%%

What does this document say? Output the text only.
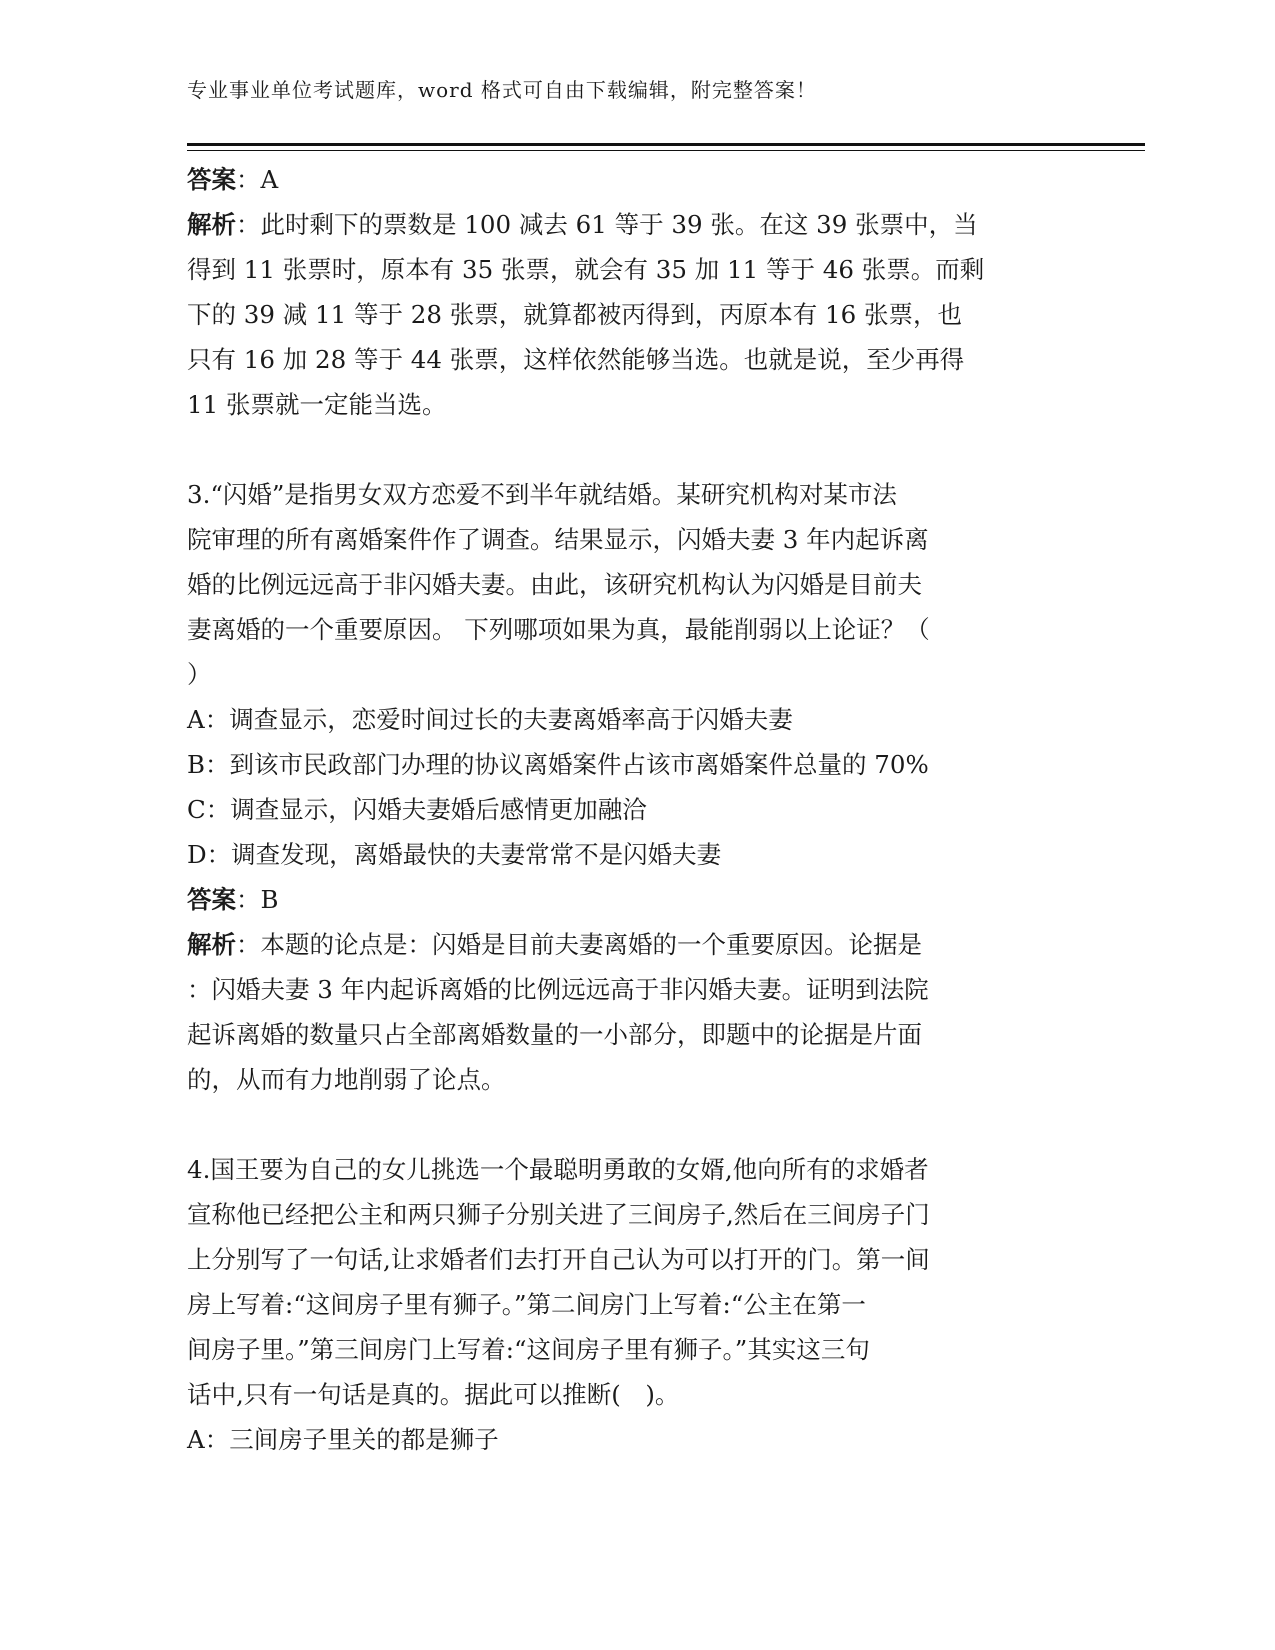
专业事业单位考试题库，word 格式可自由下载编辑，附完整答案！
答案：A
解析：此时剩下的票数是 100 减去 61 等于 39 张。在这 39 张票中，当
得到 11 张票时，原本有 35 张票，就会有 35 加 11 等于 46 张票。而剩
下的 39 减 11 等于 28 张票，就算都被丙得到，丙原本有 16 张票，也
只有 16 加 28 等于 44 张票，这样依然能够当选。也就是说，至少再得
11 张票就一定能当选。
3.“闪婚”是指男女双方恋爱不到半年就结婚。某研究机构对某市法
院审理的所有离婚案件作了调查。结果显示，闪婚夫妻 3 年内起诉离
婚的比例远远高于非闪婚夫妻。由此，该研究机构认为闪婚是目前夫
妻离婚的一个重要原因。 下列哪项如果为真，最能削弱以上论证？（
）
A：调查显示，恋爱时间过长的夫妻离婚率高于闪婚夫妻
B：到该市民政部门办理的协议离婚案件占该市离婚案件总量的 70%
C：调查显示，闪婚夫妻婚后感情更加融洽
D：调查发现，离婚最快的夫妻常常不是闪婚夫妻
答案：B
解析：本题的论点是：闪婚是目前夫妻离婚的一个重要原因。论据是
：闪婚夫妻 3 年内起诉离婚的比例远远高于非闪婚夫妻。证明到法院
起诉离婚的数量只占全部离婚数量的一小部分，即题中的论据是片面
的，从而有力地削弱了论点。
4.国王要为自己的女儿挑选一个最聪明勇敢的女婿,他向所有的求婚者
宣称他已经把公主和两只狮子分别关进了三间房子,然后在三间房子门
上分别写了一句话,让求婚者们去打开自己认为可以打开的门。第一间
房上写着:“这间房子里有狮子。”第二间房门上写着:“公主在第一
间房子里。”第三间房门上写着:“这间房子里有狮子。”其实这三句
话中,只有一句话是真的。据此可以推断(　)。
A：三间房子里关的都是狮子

%%
%%

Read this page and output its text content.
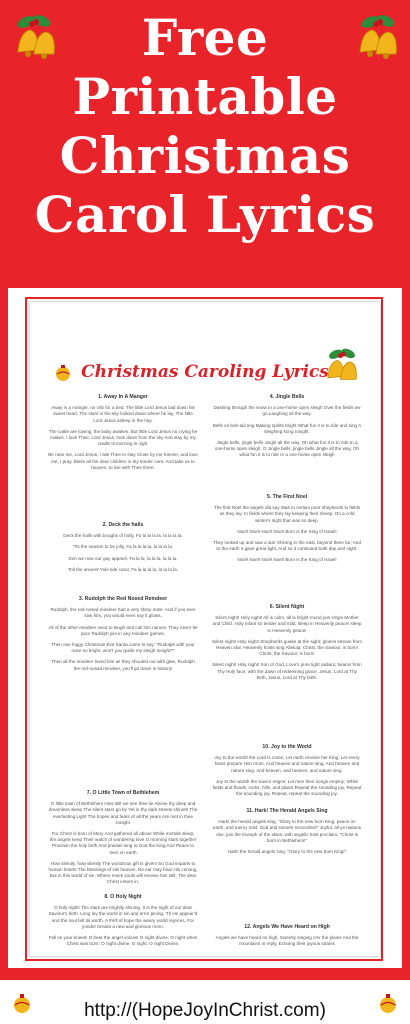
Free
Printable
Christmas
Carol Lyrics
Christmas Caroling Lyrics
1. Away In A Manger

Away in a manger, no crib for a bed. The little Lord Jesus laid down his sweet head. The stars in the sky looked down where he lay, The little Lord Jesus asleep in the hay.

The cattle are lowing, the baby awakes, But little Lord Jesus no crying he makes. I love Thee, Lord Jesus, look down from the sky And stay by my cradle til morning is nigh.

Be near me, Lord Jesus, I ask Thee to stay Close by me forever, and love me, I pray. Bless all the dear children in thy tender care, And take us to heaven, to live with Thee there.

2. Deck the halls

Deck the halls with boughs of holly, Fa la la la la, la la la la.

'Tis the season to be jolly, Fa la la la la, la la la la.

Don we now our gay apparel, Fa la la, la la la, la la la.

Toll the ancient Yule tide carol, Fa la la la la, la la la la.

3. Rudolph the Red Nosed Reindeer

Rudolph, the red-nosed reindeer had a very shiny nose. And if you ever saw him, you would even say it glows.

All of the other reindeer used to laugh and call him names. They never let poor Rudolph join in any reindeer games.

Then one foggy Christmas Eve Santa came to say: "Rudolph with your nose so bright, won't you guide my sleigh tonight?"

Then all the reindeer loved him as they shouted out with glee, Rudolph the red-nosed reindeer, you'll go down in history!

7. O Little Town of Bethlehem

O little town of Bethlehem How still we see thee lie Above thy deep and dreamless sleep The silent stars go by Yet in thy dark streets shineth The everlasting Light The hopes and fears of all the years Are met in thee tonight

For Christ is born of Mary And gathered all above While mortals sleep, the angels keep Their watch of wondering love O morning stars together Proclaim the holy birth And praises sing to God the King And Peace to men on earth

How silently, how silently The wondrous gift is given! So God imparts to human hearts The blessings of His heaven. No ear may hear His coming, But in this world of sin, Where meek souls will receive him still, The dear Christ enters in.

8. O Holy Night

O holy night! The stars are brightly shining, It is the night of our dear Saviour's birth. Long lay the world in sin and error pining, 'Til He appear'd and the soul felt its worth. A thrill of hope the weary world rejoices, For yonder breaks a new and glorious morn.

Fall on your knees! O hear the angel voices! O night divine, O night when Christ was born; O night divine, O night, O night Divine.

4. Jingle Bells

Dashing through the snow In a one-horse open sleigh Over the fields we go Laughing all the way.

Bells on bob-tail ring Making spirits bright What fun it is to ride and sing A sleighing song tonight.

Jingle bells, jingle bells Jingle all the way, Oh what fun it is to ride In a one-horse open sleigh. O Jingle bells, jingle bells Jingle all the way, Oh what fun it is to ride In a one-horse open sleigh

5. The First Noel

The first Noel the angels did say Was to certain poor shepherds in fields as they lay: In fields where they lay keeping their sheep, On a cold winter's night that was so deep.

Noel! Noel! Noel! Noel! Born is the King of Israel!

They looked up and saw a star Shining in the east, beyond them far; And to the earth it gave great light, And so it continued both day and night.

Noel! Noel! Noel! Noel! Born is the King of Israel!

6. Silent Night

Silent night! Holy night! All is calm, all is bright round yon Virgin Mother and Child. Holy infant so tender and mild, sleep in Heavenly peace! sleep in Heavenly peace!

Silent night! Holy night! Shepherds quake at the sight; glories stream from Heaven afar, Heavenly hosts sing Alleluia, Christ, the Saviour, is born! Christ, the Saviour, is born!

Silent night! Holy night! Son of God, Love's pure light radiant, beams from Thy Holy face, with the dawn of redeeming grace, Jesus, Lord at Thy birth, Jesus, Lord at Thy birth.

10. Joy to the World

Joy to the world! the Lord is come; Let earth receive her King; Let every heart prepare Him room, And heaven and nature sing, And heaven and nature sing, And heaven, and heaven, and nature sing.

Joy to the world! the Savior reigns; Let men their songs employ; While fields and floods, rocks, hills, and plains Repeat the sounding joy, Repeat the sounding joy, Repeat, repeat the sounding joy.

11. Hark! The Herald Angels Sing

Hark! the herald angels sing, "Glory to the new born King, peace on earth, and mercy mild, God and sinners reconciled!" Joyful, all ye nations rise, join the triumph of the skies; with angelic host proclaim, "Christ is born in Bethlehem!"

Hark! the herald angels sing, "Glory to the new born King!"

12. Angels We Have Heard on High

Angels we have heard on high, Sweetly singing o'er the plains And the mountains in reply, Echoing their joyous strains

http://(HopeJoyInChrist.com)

%%
%%

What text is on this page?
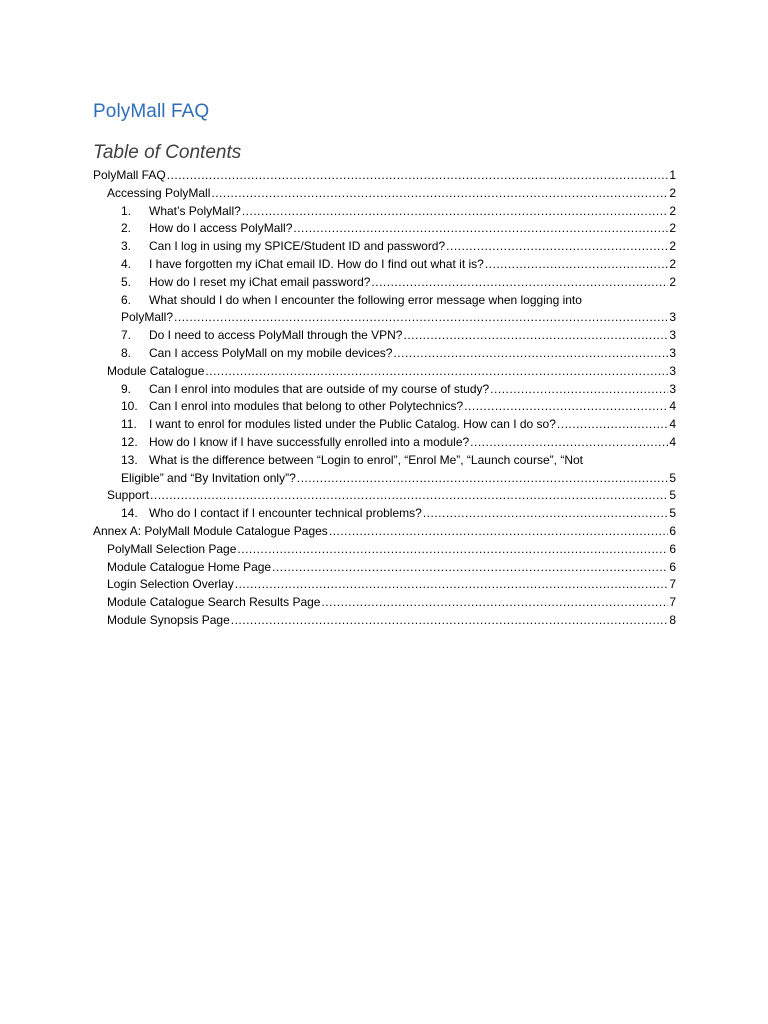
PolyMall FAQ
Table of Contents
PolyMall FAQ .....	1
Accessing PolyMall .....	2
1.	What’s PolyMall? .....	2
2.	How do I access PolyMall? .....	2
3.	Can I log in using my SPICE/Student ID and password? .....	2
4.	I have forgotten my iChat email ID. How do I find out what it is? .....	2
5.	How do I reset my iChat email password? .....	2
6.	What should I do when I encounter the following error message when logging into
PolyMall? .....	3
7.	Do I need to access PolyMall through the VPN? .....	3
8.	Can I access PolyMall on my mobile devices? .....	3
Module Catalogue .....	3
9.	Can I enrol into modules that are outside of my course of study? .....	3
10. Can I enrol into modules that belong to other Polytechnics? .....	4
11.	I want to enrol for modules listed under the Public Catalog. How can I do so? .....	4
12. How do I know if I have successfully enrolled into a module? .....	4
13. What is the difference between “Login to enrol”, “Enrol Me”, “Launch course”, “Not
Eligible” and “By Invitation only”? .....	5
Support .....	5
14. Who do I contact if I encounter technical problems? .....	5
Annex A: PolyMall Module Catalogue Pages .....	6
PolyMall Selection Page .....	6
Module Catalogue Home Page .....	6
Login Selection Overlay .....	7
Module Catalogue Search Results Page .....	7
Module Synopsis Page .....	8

%%

The exercise> Find the word "deep" in the data and show each line that holds it.

Exercise result>
O little town of Bethlehem How still we see thee lie Above thy deep and dreamless sleep The silent stars go by Yet in thy dark streets shineth The everlasting Light The hopes and fears of all the years Are met in thee tonight
The first Noel the angels did say Was to certain poor shepherds in fields as they lay: In fields where they lay keeping their sheep, On a cold winter's night that was so deep.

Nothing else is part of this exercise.